Dataset rows about figures
>> Start

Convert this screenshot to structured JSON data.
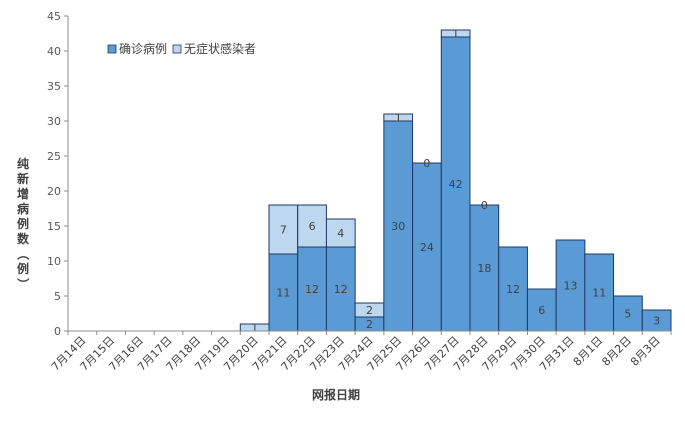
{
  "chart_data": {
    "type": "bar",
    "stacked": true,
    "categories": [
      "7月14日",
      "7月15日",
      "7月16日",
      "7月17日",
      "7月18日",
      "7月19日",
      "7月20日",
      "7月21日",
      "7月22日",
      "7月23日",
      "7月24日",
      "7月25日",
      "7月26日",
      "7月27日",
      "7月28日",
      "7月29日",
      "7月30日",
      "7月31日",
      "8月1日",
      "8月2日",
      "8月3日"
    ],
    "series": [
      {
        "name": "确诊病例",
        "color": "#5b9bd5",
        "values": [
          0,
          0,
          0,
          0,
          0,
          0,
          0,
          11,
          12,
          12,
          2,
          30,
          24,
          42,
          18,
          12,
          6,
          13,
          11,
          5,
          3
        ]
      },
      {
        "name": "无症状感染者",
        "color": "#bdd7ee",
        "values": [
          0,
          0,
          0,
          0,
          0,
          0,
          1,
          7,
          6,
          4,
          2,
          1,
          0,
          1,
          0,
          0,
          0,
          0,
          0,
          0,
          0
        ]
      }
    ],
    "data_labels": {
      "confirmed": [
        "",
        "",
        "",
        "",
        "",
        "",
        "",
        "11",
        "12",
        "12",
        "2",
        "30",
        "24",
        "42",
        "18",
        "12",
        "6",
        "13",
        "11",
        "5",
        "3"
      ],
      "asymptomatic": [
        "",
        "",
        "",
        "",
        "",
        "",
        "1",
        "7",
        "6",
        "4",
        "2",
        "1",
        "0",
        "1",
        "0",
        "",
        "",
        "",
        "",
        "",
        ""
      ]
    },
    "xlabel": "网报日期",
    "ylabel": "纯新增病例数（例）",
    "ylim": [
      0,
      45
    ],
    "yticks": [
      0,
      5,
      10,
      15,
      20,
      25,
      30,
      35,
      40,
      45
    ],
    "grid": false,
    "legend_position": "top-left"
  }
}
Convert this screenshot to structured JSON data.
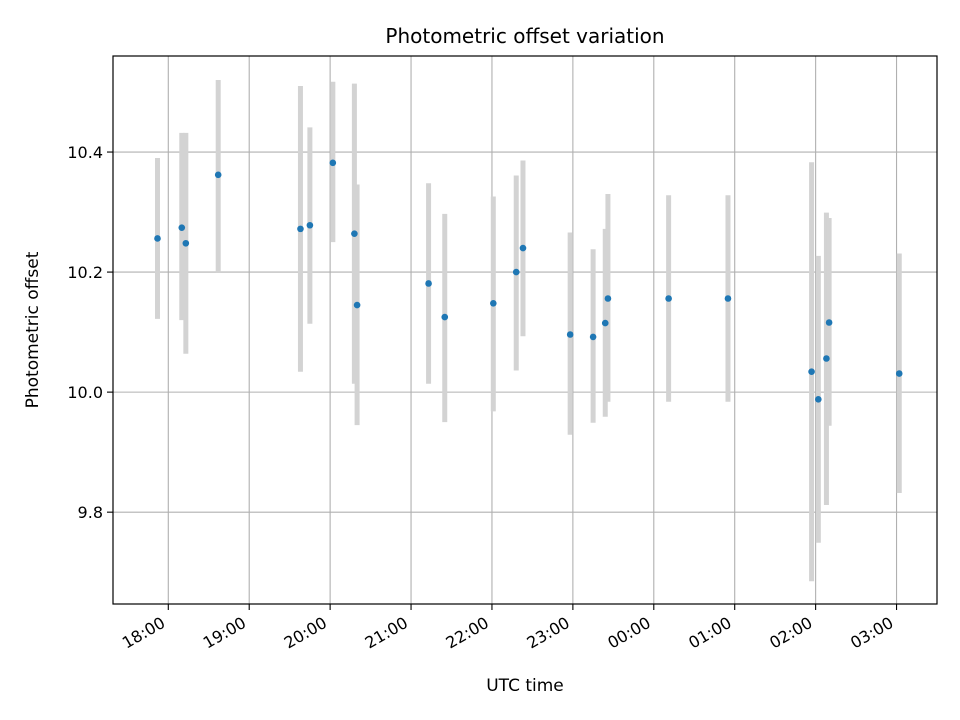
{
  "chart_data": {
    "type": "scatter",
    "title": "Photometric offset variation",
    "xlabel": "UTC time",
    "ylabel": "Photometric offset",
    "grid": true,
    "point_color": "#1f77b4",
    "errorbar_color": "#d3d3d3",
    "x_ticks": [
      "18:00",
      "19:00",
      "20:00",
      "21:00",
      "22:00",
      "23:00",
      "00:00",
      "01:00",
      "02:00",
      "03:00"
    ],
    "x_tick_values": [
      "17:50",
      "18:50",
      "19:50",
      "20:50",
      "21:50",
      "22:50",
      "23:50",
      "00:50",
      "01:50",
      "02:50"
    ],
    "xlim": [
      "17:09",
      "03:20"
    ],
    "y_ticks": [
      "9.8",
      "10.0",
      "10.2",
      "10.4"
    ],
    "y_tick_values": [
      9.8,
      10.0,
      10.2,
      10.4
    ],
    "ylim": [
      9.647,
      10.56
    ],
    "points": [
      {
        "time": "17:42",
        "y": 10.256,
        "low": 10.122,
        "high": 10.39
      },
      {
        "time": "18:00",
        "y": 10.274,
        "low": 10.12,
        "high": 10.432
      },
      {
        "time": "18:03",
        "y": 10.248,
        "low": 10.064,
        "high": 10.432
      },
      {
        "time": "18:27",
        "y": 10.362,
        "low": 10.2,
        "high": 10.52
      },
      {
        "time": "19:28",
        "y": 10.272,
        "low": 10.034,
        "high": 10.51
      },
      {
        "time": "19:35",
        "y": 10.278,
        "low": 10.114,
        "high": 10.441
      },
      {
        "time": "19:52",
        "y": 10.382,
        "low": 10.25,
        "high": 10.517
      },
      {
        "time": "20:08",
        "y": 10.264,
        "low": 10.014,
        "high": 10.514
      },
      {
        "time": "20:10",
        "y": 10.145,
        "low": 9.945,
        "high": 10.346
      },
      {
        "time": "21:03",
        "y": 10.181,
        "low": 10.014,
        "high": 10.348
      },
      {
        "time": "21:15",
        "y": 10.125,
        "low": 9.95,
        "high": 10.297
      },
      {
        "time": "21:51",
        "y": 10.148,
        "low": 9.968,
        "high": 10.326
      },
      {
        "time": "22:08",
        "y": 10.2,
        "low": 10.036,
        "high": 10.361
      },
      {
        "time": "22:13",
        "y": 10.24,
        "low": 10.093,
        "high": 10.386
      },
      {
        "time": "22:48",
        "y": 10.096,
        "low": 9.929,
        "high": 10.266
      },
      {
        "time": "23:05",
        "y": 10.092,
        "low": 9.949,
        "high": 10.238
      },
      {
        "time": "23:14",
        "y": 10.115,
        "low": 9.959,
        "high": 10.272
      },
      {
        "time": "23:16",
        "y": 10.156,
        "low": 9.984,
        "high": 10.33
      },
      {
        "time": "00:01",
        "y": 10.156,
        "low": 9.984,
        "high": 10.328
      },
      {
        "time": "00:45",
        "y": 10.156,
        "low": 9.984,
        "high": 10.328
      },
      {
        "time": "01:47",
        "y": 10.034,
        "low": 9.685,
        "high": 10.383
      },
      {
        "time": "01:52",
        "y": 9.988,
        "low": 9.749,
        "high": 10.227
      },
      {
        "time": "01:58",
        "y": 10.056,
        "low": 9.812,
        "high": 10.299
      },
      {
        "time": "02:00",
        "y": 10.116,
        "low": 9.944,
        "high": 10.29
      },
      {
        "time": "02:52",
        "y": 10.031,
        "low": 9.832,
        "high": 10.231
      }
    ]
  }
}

>> End
>> Start

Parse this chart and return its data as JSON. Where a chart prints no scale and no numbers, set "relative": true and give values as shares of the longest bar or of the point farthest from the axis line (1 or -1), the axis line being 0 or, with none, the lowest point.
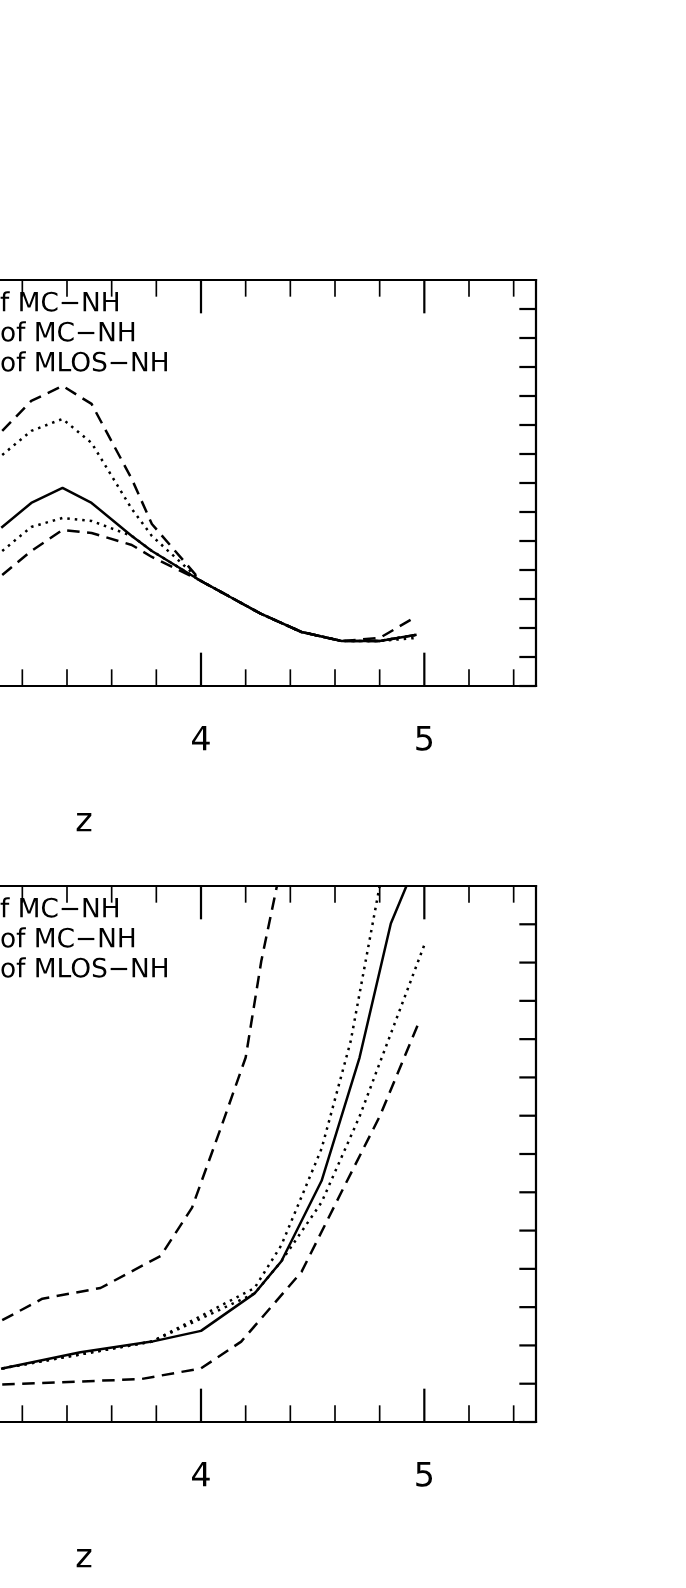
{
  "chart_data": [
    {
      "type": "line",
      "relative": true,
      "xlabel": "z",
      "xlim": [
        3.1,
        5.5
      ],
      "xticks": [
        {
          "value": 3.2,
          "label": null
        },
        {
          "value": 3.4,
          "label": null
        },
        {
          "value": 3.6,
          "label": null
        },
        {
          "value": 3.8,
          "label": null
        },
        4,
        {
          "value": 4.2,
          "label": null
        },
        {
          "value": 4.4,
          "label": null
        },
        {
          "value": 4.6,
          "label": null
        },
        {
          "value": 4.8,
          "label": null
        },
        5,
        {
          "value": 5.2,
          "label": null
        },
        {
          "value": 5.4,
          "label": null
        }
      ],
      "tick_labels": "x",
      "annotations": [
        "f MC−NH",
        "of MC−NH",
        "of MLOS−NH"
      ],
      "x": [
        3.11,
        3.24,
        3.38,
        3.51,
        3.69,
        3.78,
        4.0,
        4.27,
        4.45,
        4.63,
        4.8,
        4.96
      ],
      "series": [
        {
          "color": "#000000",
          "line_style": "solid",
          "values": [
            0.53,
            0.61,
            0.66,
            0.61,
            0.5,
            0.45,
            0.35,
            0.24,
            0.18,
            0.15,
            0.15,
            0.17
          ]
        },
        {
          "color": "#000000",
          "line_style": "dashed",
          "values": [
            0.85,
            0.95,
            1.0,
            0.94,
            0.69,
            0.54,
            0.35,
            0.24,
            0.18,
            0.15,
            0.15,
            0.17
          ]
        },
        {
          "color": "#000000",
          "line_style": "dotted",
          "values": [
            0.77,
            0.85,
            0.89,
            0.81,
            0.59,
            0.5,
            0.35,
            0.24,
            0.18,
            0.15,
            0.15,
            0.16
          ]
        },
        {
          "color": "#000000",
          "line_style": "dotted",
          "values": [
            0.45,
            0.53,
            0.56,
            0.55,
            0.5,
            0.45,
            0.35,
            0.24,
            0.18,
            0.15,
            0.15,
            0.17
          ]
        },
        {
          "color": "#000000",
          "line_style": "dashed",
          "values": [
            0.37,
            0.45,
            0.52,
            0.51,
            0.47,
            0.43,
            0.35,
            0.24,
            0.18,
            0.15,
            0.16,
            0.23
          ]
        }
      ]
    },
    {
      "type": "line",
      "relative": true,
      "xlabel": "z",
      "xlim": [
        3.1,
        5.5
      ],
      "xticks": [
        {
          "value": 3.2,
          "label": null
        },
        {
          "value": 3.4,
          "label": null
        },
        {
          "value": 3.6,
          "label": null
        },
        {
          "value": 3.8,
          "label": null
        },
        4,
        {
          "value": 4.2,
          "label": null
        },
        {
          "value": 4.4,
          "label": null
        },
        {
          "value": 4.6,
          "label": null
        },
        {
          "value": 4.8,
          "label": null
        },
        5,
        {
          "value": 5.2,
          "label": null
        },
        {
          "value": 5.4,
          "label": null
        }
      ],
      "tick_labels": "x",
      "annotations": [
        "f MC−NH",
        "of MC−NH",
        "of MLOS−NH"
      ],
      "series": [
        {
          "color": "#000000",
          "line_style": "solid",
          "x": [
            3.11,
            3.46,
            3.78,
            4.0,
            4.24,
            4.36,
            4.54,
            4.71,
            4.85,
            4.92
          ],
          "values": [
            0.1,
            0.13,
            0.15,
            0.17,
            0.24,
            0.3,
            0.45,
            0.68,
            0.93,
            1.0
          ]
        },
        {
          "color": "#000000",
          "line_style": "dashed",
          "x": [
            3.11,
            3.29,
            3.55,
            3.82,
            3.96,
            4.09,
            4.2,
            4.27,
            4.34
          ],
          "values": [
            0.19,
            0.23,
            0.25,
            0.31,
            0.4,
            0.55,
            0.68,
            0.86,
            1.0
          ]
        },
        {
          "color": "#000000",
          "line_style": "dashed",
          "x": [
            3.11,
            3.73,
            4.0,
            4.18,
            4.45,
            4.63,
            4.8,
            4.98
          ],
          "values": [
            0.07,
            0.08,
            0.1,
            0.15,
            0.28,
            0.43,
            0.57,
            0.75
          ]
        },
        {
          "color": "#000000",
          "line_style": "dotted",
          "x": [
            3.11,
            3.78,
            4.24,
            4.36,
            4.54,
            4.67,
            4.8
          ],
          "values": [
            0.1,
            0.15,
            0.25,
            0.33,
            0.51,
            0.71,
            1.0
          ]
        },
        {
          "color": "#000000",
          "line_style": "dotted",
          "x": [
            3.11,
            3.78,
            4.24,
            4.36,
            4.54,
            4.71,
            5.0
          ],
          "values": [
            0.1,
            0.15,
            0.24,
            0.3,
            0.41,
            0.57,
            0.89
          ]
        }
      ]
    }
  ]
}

>> End

WHAT THE TASK REQUIRES: Each line that contains the word "offset" counts toward the total; give only that total.

RESPONSE TO THIS EXERCISE: 2